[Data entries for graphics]

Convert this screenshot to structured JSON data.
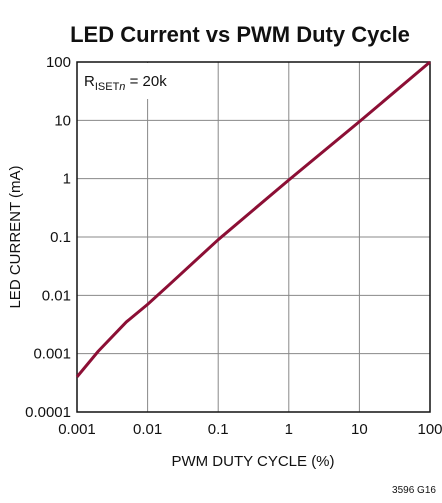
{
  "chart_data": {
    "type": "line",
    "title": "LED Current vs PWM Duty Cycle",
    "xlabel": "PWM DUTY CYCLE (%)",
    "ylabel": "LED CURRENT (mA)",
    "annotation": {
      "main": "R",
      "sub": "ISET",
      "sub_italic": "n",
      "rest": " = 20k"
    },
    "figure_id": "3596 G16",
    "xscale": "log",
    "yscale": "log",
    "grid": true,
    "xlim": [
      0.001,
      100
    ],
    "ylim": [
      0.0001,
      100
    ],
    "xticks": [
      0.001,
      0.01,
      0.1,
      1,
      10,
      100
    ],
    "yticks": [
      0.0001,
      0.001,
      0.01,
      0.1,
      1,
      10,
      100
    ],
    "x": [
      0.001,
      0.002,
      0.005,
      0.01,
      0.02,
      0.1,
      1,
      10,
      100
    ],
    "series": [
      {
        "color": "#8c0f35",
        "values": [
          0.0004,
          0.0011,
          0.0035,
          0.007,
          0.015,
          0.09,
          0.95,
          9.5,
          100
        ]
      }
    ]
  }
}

What needs to be done → Output every entry exactly as given; pictures are not part of the copy.

Written answer →
Convert this screenshot to structured JSON data.
{
  "chart_data": {
    "type": "line",
    "title": "LED Current vs PWM Duty Cycle",
    "xlabel": "PWM DUTY CYCLE (%)",
    "ylabel": "LED CURRENT (mA)",
    "annotation": {
      "main": "R",
      "sub": "ISET",
      "sub_italic": "n",
      "rest": " = 20k"
    },
    "figure_id": "3596 G16",
    "xscale": "log",
    "yscale": "log",
    "grid": true,
    "xlim": [
      0.001,
      100
    ],
    "ylim": [
      0.0001,
      100
    ],
    "xticks": [
      0.001,
      0.01,
      0.1,
      1,
      10,
      100
    ],
    "yticks": [
      0.0001,
      0.001,
      0.01,
      0.1,
      1,
      10,
      100
    ],
    "x": [
      0.001,
      0.002,
      0.005,
      0.01,
      0.02,
      0.1,
      1,
      10,
      100
    ],
    "series": [
      {
        "color": "#8c0f35",
        "values": [
          0.0004,
          0.0011,
          0.0035,
          0.007,
          0.015,
          0.09,
          0.95,
          9.5,
          100
        ]
      }
    ]
  }
}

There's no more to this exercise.